## [What is expected]
Reproduce all entries precisely as they are written.

## [Material provided]
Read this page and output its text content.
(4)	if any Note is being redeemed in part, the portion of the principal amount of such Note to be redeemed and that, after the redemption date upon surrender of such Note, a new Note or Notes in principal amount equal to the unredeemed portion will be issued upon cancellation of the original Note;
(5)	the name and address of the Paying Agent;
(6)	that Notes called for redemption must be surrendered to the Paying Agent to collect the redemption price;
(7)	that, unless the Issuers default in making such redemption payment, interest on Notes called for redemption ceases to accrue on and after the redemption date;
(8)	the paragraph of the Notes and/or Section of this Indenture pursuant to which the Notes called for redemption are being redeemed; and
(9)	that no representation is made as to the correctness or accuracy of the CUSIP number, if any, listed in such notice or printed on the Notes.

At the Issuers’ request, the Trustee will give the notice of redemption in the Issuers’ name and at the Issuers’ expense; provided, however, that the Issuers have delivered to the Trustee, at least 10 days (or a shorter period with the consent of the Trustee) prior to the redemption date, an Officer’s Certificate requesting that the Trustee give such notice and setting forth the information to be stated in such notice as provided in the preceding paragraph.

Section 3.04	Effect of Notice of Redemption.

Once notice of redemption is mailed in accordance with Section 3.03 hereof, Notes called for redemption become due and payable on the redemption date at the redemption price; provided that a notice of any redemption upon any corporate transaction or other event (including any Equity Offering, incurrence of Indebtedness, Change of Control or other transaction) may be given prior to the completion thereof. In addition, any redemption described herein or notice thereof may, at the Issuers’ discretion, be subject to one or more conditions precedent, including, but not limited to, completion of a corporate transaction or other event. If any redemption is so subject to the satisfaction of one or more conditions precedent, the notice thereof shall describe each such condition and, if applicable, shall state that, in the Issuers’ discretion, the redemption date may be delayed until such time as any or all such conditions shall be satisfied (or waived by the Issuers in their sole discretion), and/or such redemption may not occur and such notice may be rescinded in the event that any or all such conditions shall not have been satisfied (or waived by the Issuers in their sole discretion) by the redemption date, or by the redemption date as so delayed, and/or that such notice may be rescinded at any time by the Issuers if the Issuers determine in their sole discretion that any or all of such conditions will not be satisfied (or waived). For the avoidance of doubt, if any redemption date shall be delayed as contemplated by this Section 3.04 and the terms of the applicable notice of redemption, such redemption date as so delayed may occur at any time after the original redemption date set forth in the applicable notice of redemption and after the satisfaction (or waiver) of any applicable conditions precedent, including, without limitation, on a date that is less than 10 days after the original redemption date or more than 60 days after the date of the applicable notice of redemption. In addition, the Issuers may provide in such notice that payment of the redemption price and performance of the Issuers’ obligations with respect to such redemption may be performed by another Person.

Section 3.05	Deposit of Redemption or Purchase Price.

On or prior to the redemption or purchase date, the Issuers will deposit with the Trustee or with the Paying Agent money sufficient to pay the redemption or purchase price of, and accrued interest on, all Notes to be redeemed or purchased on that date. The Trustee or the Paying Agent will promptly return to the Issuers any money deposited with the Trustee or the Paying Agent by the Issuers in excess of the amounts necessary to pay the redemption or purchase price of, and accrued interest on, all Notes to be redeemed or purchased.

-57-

## [Task response]
Read this page and output its text content.
(4)	if any Note is being redeemed in part, the portion of the principal amount of such Note to be redeemed and that, after the redemption date upon surrender of such Note, a new Note or Notes in principal amount equal to the unredeemed portion will be issued upon cancellation of the original Note;
(5)	the name and address of the Paying Agent;
(6)	that Notes called for redemption must be surrendered to the Paying Agent to collect the redemption price;
(7)	that, unless the Issuers default in making such redemption payment, interest on Notes called for redemption ceases to accrue on and after the redemption date;
(8)	the paragraph of the Notes and/or Section of this Indenture pursuant to which the Notes called for redemption are being redeemed; and
(9)	that no representation is made as to the correctness or accuracy of the CUSIP number, if any, listed in such notice or printed on the Notes.

At the Issuers’ request, the Trustee will give the notice of redemption in the Issuers’ name and at the Issuers’ expense; provided, however, that the Issuers have delivered to the Trustee, at least 10 days (or a shorter period with the consent of the Trustee) prior to the redemption date, an Officer’s Certificate requesting that the Trustee give such notice and setting forth the information to be stated in such notice as provided in the preceding paragraph.

Section 3.04	Effect of Notice of Redemption.

Once notice of redemption is mailed in accordance with Section 3.03 hereof, Notes called for redemption become due and payable on the redemption date at the redemption price; provided that a notice of any redemption upon any corporate transaction or other event (including any Equity Offering, incurrence of Indebtedness, Change of Control or other transaction) may be given prior to the completion thereof. In addition, any redemption described herein or notice thereof may, at the Issuers’ discretion, be subject to one or more conditions precedent, including, but not limited to, completion of a corporate transaction or other event. If any redemption is so subject to the satisfaction of one or more conditions precedent, the notice thereof shall describe each such condition and, if applicable, shall state that, in the Issuers’ discretion, the redemption date may be delayed until such time as any or all such conditions shall be satisfied (or waived by the Issuers in their sole discretion), and/or such redemption may not occur and such notice may be rescinded in the event that any or all such conditions shall not have been satisfied (or waived by the Issuers in their sole discretion) by the redemption date, or by the redemption date as so delayed, and/or that such notice may be rescinded at any time by the Issuers if the Issuers determine in their sole discretion that any or all of such conditions will not be satisfied (or waived). For the avoidance of doubt, if any redemption date shall be delayed as contemplated by this Section 3.04 and the terms of the applicable notice of redemption, such redemption date as so delayed may occur at any time after the original redemption date set forth in the applicable notice of redemption and after the satisfaction (or waiver) of any applicable conditions precedent, including, without limitation, on a date that is less than 10 days after the original redemption date or more than 60 days after the date of the applicable notice of redemption. In addition, the Issuers may provide in such notice that payment of the redemption price and performance of the Issuers’ obligations with respect to such redemption may be performed by another Person.

Section 3.05	Deposit of Redemption or Purchase Price.

On or prior to the redemption or purchase date, the Issuers will deposit with the Trustee or with the Paying Agent money sufficient to pay the redemption or purchase price of, and accrued interest on, all Notes to be redeemed or purchased on that date. The Trustee or the Paying Agent will promptly return to the Issuers any money deposited with the Trustee or the Paying Agent by the Issuers in excess of the amounts necessary to pay the redemption or purchase price of, and accrued interest on, all Notes to be redeemed or purchased.

-57-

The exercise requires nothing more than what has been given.